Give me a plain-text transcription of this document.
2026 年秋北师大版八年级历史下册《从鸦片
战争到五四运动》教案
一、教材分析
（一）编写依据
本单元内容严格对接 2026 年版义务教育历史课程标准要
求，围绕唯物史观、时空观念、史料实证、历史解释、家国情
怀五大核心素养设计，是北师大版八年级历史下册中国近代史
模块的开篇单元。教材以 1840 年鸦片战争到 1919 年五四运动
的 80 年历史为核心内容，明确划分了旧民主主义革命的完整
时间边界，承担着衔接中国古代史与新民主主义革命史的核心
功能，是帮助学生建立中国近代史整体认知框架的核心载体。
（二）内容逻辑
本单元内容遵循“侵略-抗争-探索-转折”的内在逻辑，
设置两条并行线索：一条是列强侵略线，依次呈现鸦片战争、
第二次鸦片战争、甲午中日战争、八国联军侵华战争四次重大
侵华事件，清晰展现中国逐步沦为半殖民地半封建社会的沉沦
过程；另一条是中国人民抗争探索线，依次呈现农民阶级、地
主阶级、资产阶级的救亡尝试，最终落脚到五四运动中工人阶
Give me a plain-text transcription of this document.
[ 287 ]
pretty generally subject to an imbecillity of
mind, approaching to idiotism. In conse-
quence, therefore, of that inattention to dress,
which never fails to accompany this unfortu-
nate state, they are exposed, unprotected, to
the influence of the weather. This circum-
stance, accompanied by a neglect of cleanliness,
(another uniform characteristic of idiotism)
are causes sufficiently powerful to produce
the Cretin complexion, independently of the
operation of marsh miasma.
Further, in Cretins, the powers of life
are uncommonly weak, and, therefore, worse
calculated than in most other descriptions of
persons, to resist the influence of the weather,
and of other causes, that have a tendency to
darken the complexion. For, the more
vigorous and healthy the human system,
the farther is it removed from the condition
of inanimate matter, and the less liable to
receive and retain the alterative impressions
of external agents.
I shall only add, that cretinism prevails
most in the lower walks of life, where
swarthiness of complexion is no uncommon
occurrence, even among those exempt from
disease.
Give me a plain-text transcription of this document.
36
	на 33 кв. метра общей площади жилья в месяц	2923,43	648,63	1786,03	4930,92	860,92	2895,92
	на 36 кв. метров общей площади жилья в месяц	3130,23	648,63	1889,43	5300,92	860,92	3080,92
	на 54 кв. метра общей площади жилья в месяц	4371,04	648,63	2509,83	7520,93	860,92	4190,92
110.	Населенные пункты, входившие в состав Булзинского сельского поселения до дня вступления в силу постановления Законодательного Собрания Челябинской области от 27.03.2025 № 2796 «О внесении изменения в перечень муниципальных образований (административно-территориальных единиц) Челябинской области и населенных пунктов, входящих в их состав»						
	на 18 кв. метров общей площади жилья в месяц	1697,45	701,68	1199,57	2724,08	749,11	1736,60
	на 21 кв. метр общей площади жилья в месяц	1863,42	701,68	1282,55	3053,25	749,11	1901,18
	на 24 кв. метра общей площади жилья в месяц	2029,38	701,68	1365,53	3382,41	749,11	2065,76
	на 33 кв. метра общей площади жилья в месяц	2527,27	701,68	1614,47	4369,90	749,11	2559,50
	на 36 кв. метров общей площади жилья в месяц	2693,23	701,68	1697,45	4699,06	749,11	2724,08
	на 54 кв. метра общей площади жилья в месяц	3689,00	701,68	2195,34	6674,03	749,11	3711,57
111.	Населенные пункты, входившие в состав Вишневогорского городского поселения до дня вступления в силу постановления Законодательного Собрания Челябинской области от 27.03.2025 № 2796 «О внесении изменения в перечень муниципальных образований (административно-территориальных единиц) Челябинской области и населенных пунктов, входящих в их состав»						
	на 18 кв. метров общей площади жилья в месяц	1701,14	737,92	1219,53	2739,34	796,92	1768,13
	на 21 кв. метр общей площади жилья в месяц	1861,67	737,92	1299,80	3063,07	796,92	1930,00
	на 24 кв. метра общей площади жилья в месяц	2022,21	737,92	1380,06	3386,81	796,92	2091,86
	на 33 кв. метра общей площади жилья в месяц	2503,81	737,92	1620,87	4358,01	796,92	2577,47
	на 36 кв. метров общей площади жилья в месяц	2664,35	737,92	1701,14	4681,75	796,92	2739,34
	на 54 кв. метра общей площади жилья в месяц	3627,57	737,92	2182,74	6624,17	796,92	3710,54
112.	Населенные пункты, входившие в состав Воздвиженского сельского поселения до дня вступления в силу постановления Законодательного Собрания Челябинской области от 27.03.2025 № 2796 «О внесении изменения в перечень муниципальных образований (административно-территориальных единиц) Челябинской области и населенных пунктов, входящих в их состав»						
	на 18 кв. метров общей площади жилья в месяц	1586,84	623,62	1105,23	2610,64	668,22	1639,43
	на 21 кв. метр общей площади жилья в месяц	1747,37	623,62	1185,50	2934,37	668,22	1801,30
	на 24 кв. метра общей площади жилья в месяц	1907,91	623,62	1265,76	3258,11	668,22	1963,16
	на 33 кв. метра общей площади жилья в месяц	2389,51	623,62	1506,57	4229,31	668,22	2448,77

**Work to complete:**
In the entries above, identify every line with the string "постановления".

**Response to this task:**
110.	Населенные пункты, входившие в состав Булзинского сельского поселения до дня вступления в силу постановления Законодательного Собрания Челябинской области от 27.03.2025 № 2796 «О внесении изменения в перечень муниципальных образований (административно-территориальных единиц) Челябинской области и населенных пунктов, входящих в их состав»						
111.	Населенные пункты, входившие в состав Вишневогорского городского поселения до дня вступления в силу постановления Законодательного Собрания Челябинской области от 27.03.2025 № 2796 «О внесении изменения в перечень муниципальных образований (административно-территориальных единиц) Челябинской области и населенных пунктов, входящих в их состав»						
112.	Населенные пункты, входившие в состав Воздвиженского сельского поселения до дня вступления в силу постановления Законодательного Собрания Челябинской области от 27.03.2025 № 2796 «О внесении изменения в перечень муниципальных образований (административно-территориальных единиц) Челябинской области и населенных пунктов, входящих в их состав»						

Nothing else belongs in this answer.